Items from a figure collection
'''

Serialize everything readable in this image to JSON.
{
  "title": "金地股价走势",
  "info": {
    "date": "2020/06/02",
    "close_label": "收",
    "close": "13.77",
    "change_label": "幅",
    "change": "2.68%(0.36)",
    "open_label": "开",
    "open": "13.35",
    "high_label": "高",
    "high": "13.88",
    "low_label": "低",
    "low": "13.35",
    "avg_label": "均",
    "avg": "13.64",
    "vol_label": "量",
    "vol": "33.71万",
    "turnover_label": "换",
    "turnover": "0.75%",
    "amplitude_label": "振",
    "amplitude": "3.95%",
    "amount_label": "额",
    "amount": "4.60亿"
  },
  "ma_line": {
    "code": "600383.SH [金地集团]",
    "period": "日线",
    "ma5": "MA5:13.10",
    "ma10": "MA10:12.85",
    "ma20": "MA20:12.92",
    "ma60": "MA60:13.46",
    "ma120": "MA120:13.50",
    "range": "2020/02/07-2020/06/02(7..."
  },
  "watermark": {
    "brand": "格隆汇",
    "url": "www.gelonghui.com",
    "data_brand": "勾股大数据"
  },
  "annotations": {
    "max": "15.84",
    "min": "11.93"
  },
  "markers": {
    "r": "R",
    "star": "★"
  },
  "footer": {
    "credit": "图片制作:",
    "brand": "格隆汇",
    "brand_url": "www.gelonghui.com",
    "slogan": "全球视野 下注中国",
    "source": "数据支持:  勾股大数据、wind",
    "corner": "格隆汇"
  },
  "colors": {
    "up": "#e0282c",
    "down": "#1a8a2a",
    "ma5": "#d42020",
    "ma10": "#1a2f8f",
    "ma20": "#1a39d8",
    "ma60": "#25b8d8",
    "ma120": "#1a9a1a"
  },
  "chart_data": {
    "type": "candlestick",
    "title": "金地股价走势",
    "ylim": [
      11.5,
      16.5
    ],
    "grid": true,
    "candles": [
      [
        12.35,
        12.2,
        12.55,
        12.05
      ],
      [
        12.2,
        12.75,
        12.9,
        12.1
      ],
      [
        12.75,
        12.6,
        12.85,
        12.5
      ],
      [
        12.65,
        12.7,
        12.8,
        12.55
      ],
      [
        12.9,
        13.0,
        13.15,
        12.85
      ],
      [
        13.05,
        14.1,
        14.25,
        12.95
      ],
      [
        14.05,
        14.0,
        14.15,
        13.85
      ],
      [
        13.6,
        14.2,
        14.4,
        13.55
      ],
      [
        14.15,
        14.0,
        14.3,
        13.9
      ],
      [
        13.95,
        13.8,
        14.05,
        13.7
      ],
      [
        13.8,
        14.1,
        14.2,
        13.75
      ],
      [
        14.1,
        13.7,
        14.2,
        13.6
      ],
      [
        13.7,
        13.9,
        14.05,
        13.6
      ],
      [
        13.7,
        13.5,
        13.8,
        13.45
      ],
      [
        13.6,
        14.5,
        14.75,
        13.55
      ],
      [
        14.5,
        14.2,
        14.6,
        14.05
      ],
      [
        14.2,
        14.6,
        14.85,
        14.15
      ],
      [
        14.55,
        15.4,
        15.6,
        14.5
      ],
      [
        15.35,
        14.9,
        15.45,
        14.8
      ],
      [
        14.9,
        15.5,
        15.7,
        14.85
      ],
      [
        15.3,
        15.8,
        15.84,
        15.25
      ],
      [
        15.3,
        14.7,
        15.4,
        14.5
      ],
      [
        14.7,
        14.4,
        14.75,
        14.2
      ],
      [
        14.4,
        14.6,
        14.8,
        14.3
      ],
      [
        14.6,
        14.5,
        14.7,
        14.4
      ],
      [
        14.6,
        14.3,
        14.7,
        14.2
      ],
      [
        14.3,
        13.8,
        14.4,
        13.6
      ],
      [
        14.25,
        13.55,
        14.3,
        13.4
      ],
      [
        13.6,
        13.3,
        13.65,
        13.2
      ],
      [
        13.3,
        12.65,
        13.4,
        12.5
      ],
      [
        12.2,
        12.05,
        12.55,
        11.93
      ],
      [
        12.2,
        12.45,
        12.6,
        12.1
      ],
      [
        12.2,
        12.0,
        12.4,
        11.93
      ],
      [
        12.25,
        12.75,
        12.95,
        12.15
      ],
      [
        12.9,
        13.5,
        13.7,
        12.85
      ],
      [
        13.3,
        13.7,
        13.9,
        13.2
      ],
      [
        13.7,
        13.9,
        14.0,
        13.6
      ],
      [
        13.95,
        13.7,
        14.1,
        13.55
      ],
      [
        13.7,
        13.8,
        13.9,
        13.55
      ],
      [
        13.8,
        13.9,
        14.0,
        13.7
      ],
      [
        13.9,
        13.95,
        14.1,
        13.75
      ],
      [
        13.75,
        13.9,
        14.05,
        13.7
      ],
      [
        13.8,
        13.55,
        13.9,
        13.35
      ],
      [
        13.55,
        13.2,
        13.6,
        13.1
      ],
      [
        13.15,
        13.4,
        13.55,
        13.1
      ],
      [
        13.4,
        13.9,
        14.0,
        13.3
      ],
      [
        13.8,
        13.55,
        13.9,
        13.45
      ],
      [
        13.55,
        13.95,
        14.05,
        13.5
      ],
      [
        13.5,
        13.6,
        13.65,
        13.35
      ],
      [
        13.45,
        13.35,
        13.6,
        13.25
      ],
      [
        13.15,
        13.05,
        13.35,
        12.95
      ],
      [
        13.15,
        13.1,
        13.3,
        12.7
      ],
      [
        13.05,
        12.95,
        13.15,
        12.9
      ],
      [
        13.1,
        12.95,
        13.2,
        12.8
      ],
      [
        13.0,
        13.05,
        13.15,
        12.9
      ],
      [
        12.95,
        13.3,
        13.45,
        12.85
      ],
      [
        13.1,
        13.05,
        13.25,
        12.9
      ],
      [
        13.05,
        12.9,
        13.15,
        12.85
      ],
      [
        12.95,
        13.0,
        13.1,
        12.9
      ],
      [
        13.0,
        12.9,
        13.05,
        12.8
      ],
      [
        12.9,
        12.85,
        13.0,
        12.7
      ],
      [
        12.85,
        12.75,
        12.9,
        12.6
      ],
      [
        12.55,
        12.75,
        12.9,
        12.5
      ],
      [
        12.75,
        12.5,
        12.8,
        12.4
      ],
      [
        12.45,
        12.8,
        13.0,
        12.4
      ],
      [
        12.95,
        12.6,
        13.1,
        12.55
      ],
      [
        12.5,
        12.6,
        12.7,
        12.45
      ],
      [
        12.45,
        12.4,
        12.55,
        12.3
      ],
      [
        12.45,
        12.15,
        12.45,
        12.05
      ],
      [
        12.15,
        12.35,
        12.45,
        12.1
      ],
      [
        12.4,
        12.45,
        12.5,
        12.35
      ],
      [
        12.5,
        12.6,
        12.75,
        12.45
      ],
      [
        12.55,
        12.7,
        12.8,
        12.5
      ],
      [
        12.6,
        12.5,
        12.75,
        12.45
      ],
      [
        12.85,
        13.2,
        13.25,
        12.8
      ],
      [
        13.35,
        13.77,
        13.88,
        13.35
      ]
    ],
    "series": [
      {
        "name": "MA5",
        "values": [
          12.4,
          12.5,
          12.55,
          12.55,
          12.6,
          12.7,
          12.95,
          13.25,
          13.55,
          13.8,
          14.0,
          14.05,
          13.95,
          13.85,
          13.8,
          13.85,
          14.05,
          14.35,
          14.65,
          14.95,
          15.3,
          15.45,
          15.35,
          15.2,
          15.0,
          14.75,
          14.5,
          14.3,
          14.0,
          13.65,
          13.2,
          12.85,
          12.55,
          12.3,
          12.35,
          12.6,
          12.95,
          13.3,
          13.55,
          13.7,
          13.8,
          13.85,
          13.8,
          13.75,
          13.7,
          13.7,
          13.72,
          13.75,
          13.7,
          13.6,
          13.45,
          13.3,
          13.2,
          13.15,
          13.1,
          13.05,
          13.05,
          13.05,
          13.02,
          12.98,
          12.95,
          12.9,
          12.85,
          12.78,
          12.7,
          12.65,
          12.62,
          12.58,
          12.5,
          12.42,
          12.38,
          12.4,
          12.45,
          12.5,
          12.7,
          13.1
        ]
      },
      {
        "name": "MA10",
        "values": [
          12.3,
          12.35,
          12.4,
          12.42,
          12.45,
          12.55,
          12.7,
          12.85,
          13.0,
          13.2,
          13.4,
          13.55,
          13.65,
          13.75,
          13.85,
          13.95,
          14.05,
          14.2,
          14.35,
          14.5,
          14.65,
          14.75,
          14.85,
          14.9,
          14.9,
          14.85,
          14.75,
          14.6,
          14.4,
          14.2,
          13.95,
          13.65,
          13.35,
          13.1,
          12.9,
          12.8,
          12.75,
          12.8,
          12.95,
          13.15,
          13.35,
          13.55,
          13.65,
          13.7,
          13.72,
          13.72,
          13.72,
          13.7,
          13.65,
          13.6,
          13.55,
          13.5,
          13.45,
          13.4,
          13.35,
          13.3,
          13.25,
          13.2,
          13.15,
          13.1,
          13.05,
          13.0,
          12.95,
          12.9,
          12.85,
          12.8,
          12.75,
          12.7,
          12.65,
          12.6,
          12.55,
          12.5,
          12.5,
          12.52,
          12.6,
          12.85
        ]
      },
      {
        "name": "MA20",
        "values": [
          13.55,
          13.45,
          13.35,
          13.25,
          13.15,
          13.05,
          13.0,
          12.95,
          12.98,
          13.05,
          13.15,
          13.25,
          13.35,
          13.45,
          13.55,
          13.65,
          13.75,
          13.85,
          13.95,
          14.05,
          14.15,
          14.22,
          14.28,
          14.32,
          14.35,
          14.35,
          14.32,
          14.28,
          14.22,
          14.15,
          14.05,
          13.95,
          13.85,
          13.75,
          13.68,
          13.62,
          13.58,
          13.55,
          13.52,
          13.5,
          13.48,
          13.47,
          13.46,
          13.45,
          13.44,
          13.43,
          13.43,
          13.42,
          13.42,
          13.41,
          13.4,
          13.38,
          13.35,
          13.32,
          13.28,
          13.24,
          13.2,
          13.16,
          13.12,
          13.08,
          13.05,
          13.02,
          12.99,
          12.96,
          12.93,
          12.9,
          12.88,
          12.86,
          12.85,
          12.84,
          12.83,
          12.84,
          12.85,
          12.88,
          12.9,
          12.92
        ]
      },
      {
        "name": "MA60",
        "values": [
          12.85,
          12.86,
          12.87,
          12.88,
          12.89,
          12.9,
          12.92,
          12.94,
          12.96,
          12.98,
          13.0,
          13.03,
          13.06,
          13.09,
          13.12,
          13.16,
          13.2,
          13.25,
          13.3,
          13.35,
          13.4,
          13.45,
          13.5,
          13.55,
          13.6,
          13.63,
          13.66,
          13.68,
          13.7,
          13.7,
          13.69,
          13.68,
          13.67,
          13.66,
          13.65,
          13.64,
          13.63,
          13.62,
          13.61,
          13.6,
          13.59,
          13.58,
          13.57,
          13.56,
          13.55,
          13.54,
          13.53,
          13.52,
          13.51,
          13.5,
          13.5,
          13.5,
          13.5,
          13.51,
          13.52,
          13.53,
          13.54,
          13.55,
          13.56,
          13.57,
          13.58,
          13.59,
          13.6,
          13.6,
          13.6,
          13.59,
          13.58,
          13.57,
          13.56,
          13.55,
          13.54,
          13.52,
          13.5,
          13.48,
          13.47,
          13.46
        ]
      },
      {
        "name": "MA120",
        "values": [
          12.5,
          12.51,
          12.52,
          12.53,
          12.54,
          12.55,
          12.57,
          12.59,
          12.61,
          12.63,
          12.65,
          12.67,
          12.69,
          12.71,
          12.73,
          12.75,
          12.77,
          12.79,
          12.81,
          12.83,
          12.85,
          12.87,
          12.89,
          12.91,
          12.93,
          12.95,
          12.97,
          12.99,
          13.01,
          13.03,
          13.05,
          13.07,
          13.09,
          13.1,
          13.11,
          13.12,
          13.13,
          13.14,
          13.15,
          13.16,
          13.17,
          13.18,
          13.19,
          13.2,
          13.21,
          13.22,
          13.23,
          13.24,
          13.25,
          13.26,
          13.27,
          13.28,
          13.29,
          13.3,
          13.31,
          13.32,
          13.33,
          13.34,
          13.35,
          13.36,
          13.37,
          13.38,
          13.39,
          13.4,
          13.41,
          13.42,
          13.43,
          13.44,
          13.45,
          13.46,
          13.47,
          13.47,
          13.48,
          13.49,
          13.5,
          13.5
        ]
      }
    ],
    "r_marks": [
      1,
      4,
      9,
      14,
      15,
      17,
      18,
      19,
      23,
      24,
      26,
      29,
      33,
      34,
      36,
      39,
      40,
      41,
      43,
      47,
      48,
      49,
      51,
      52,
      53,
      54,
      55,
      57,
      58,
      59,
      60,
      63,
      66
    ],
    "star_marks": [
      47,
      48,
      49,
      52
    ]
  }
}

'''

§ **Given exercise**
Where a line of the material above holds the string "勾股大数据", copy that line.

§ **Solution for this problem**
    "data_brand": "勾股大数据"
    "source": "数据支持:  勾股大数据、wind",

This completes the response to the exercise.